==== Provided data

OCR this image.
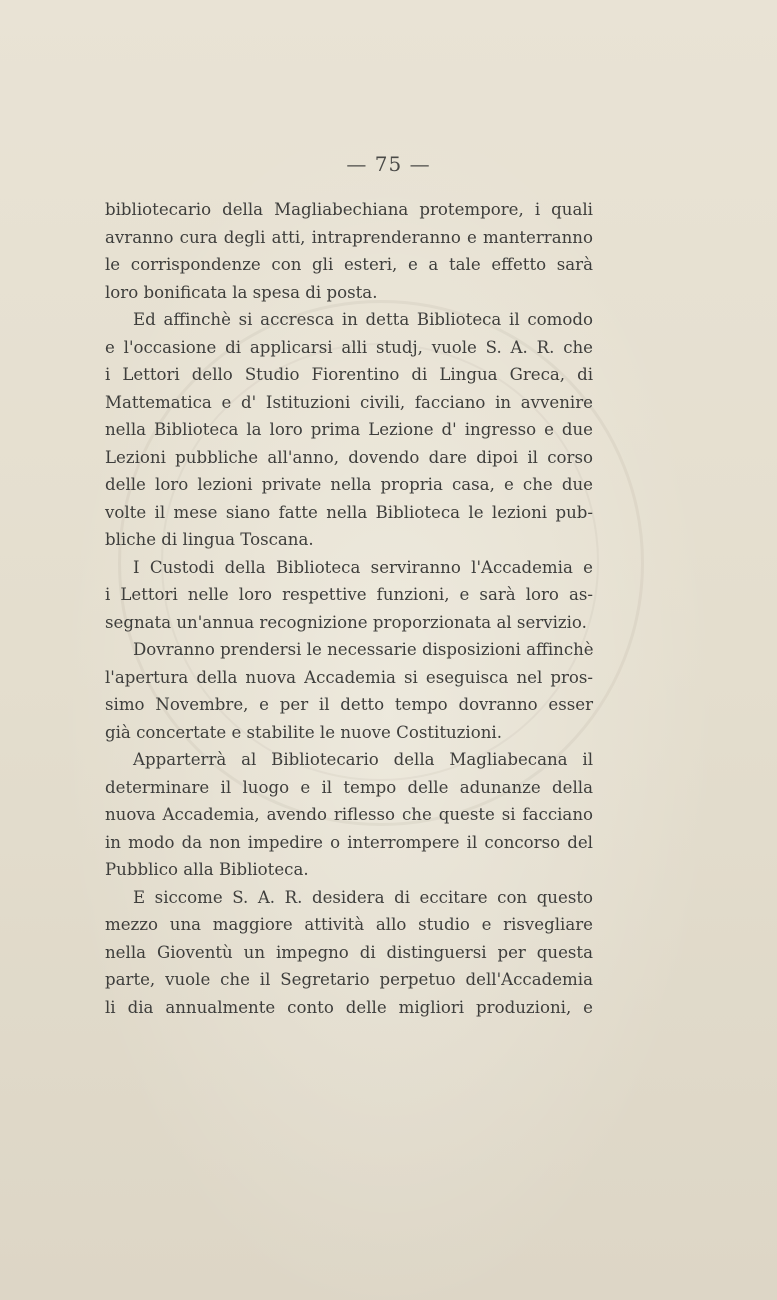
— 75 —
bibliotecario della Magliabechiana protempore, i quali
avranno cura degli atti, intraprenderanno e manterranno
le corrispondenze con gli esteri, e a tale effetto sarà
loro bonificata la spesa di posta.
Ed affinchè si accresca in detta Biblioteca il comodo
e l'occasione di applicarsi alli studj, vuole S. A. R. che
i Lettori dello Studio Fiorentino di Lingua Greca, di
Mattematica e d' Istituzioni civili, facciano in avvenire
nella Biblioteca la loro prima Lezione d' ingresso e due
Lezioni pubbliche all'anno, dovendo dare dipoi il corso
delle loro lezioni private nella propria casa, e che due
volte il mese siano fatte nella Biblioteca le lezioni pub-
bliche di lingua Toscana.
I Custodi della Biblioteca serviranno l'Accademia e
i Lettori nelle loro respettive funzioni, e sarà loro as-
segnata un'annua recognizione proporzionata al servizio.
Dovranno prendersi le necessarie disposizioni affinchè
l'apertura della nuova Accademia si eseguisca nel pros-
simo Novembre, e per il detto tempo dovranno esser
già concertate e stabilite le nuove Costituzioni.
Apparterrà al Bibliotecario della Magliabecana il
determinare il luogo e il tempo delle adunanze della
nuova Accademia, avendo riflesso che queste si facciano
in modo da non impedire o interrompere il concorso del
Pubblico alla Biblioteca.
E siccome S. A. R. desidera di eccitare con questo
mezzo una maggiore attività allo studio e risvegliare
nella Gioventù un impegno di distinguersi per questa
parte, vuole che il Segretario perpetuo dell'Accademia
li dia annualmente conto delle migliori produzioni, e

========

Write the records out again in full, exactly, and skip every picture.

> _Solution to this exercise_:
OCR this image.
— 75 —
bibliotecario della Magliabechiana protempore, i quali
avranno cura degli atti, intraprenderanno e manterranno
le corrispondenze con gli esteri, e a tale effetto sarà
loro bonificata la spesa di posta.
Ed affinchè si accresca in detta Biblioteca il comodo
e l'occasione di applicarsi alli studj, vuole S. A. R. che
i Lettori dello Studio Fiorentino di Lingua Greca, di
Mattematica e d' Istituzioni civili, facciano in avvenire
nella Biblioteca la loro prima Lezione d' ingresso e due
Lezioni pubbliche all'anno, dovendo dare dipoi il corso
delle loro lezioni private nella propria casa, e che due
volte il mese siano fatte nella Biblioteca le lezioni pub-
bliche di lingua Toscana.
I Custodi della Biblioteca serviranno l'Accademia e
i Lettori nelle loro respettive funzioni, e sarà loro as-
segnata un'annua recognizione proporzionata al servizio.
Dovranno prendersi le necessarie disposizioni affinchè
l'apertura della nuova Accademia si eseguisca nel pros-
simo Novembre, e per il detto tempo dovranno esser
già concertate e stabilite le nuove Costituzioni.
Apparterrà al Bibliotecario della Magliabecana il
determinare il luogo e il tempo delle adunanze della
nuova Accademia, avendo riflesso che queste si facciano
in modo da non impedire o interrompere il concorso del
Pubblico alla Biblioteca.
E siccome S. A. R. desidera di eccitare con questo
mezzo una maggiore attività allo studio e risvegliare
nella Gioventù un impegno di distinguersi per questa
parte, vuole che il Segretario perpetuo dell'Accademia
li dia annualmente conto delle migliori produzioni, e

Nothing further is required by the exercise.